Data entries
━━━━━━━━━━━━━━━━━━━━━━━━━━━━━━

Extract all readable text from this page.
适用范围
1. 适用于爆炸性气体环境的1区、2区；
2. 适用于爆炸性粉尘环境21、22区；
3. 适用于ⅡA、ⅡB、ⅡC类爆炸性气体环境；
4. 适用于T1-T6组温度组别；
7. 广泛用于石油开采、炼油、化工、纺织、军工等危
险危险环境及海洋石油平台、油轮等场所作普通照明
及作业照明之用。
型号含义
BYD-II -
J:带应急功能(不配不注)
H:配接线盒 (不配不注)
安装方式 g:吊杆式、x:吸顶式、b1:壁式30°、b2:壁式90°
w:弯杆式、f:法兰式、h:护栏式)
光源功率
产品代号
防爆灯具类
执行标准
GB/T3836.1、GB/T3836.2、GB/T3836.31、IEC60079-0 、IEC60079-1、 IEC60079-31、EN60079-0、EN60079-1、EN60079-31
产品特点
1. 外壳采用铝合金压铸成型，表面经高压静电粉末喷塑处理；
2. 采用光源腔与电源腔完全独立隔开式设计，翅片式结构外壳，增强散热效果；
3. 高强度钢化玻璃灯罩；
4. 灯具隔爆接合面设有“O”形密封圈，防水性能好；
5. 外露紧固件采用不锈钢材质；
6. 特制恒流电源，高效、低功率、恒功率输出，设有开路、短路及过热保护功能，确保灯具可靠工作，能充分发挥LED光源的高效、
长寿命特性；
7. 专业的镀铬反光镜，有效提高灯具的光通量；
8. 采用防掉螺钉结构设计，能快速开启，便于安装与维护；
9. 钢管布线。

━━━━━━━━━━━━━━━━━━━━━━━━━━━━━━

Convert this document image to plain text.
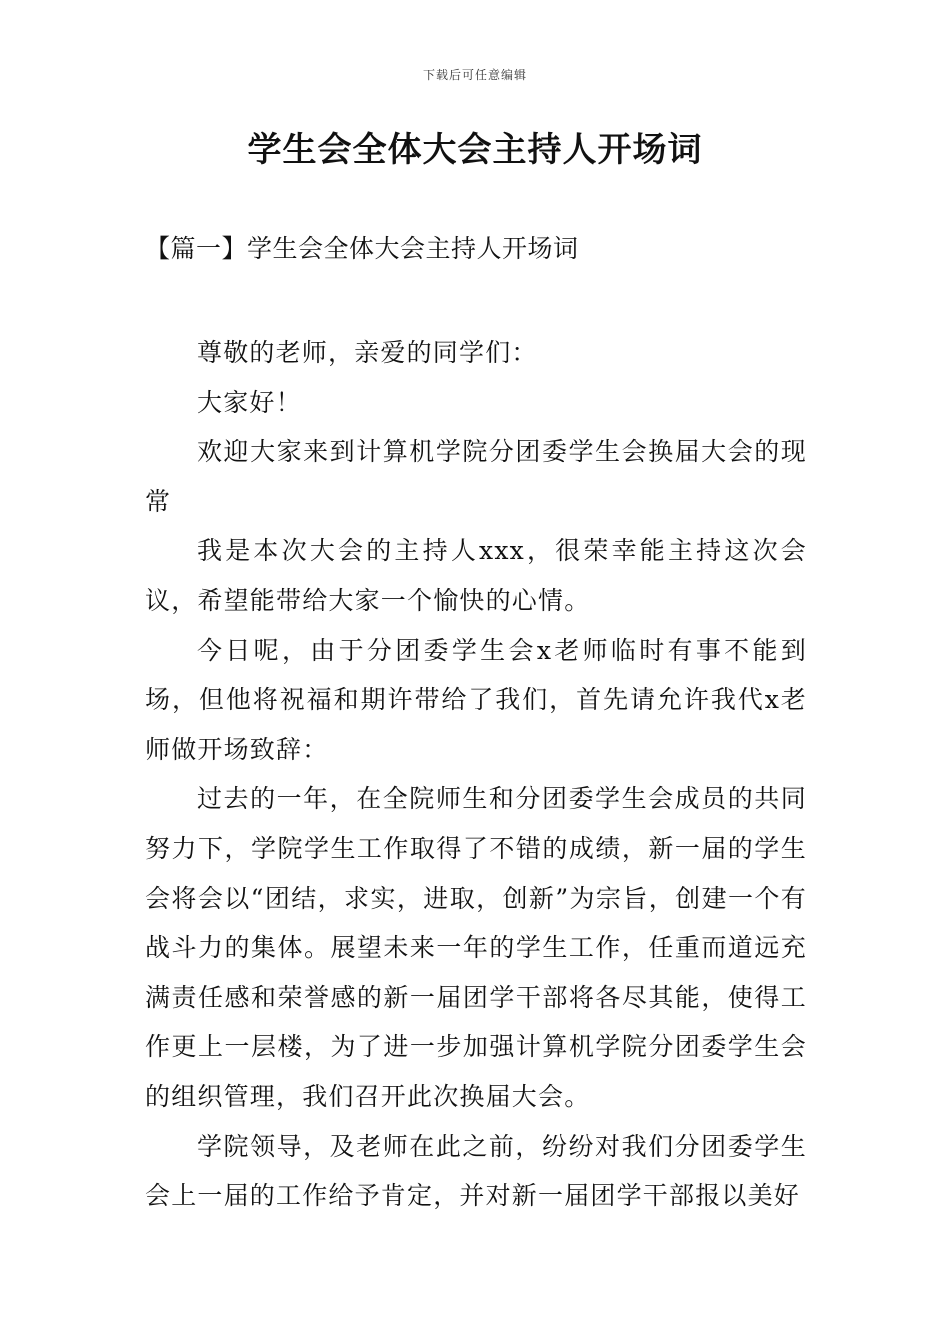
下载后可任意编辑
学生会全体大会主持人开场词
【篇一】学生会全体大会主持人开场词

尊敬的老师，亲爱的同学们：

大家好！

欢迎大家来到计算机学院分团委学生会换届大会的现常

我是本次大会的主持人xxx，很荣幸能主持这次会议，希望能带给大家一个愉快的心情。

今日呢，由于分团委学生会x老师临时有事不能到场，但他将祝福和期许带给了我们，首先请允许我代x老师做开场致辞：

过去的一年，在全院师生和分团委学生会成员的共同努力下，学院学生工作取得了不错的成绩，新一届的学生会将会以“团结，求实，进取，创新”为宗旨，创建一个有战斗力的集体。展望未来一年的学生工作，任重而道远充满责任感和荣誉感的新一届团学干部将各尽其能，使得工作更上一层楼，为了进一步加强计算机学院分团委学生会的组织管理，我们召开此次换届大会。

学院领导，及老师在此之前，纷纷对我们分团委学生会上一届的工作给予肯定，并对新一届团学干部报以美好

━━━━━━━━━━━━━━━━━━━━━━━━━━━━━━

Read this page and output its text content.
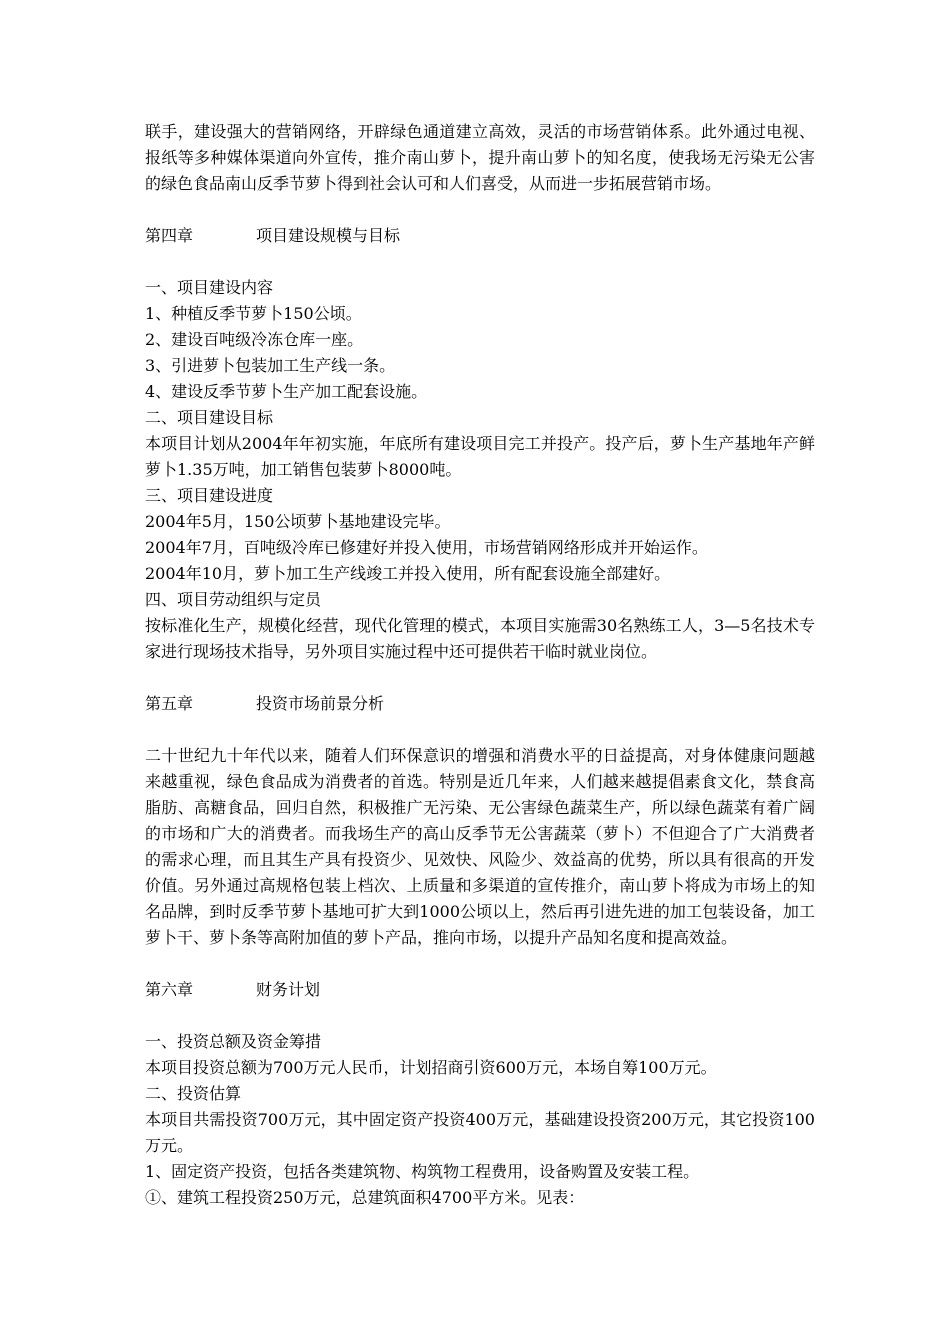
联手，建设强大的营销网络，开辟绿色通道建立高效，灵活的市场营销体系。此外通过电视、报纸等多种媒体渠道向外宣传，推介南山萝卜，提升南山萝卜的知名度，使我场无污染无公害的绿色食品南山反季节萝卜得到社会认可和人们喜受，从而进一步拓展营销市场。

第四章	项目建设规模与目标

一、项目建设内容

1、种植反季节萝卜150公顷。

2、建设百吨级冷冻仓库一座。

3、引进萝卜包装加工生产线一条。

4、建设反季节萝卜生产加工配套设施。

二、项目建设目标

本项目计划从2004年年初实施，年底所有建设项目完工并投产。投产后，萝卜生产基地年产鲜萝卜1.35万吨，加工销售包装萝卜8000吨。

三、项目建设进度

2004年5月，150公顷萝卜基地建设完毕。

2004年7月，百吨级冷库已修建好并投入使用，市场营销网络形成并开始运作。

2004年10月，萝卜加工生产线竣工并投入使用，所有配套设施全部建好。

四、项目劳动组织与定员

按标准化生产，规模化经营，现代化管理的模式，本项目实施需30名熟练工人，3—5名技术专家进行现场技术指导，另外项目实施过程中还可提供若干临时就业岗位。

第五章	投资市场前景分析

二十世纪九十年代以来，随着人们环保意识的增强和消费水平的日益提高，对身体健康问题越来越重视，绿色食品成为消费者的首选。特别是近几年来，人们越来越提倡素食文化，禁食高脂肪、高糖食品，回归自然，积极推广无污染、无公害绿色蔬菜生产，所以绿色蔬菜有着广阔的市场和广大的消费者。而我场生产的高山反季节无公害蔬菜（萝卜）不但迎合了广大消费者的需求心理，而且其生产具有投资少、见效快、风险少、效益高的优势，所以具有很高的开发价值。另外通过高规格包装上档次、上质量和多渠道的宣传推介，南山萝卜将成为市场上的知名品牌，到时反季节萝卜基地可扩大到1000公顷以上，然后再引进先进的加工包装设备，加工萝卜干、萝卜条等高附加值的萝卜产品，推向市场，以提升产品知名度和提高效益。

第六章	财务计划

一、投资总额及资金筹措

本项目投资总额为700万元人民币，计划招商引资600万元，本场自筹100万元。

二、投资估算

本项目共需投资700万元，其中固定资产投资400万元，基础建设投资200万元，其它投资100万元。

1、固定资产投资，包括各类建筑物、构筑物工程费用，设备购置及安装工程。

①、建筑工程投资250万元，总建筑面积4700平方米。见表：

━━━━━━━━━━━━━━━━━━━━━━━━━━━━━━

▶ _DIRECTIVE_
Which lines of the data include "page"? Copy each of them.

▶ _WRITTEN SOLUTION_
Extract all readable text from this page.
Read this page and output its text content.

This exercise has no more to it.